文書:

+ + + +

近年、記録紙等にインク滴を吐出して文字や図形を記録する、或いは素子基板の表面に液体材料を吐出して機能性薄膜を形成するインクジェット方式の液体噴射ヘッドが利用されている。この方式は、インクや液体材料などの液体を液体タンクから供給管を介して液体噴射ヘッドのチャンネルに供給し、チャンネルの液体に圧力を印加してチャンネルに連通するノズルから液滴として吐出する。液滴の吐出の際には、液体噴射ヘッドや被記録媒体を移動させて文字や図形を記録する、或いは所定形状の機能性薄膜や三次元構造を形成する。
この種の液体噴射ヘッドは、液体噴射ヘッドに液体を供給する液体供給システムを備える。例えば特許文献1には、液滴を吐出する液体噴射ヘッドの上流側に位置する上流側タンクと、液体噴射ヘッドの下流側に位置する下流側タンクと、下流側タンクの液体を上流側タンクに戻す循環ポンプと、これらを接続する導管を備える液体供給システムが記載される。この液体供給システムでは、液体を循環させないときは、ノズル位置での液体圧力が上流側タンクの液面の高さと下流側タンクの液面の高さにより定まる。液体ポンプを駆動して液体を循環させるときは、下流側タンクを電磁バルブにより大気から遮断するので、ノズル位置での液体圧力は、ノズル位置に対する上流側タンクの液面の高さと液体ポンプによる液体の循環量により定まる。具体的には、上流側タンクの液面の高さを基準として、上流側タンクと液体噴射ヘッドの間の流路抵抗と、液体噴射ヘッドと下流側タンクの間の流路抵抗と、液体ポンプによる液体の循環量と、により、ノズル位置での液体圧力が定まる。この際、下流側タンクは内部が負圧となり大気から遮断されるので、下流側タンクの高さの制約が緩和され、構造上有利な場所に配置することができる。
しかしながら、特許文献1の液体供給システムは、ノズル位置の高さに対する上流側タンクの液面の高さが制限される。そのため、上流側タンクの設置場所がノズル位置によって制限され、液体噴射装置を構成する際の大きな制約となる。また、上流側タンクの他に下流側タンクを必要とする。更に、導管の流路抵抗の設定、下流側タンク用の液面センサや大気解放用電磁バルブの設置等が必要となり、装置全体の構造が複雑となる。
本発明の液体供給システムは、ノズル、前記ノズルに連通する圧力室、前記圧力室に連通する供給ポート及び排出ポートを有するヘッド部と、液体を貯留するメインタンクと、気体層と液体層を有し、前記メインタンクから液体を流入し、前記供給ポートに液体を流出するサブタンクと、前記気体層の圧力を調整する圧力調整部と、前記排出ポートから液体を吸引する液体ポンプと、を備えることとした。
また、前記液体ポンプは前記サブタンクに液体を戻すこととした。
また、前記排出ポートの液体の圧力を検出する第一圧力センサを備えることとした。
また、前記気体層の圧力を検出する第二圧力センサを備えることとした。
また、前記圧力調整部は前記気体層を大気圧、又は、大気圧に対して正圧に維持することとした。
また、前記液体ポンプは前記排出ポートの液体を大気圧に対して負圧に維持することとした。

+ + + +

元データ:

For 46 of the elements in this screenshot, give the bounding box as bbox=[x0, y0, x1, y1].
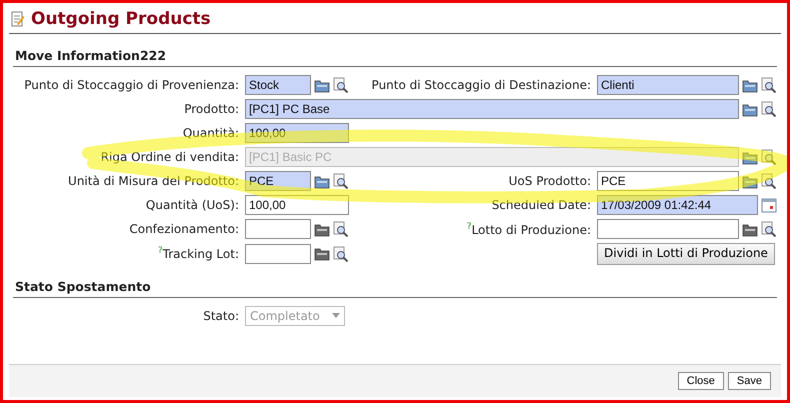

+ + + +

課題:
1 > 液体供給システムの文書のうち、「しかしながら、特許文献1の液」を含む語句で始まり「装置全体の構造が複雑となる。」で終わる部分を、一字一句違えずに書き写しなさい。
2 > 液体供給システムの文書を、示されている最後の文に続けて書き進めなさい。
データは文書とは別の資料です。

解答例:
1 >
しかしながら、特許文献1の液体供給システムは、ノズル位置の高さに対する上流側タンクの液面の高さが制限される。そのため、上流側タンクの設置場所がノズル位置によって制限され、液体噴射装置を構成する際の大きな制約となる。また、上流側タンクの他に下流側タンクを必要とする。更に、導管の流路抵抗の設定、下流側タンク用の液面センサや大気解放用電磁バルブの設置等が必要となり、装置全体の構造が複雑となる。

2 >
また、前記メインタンクから前記サブタンクに液体の供給を制御する液体供給制御部と、前記液体層の液面の位置を検出する液面センサと、を備えることとした。
また、前記メインタンクと前記サブタンクを連通する第一チューブと、前記サブタンクと前記供給ポートを連通する第二チューブと、前記液体ポンプと前記サブタンクを連通する第三チューブと、を備え、前記第一〜第三チューブは前記サブタンクの前記液体層に開口し、前記サブタンクにおいて、前記第二チューブの開口位置は前記第一及び第三チューブの開口位置よりも低いこととした。
また、前記ヘッド部、前記メインタンク、前記サブタンク及び前記液体ポンプからなるヘッドユニットを複数備え、複数の前記ヘッドユニットの複数の前記気体層に連通する気体タンクを備え、前記圧力調整部は前記気体タンクの圧力を調整することにより複数の前記気体層の圧力を調整することとした。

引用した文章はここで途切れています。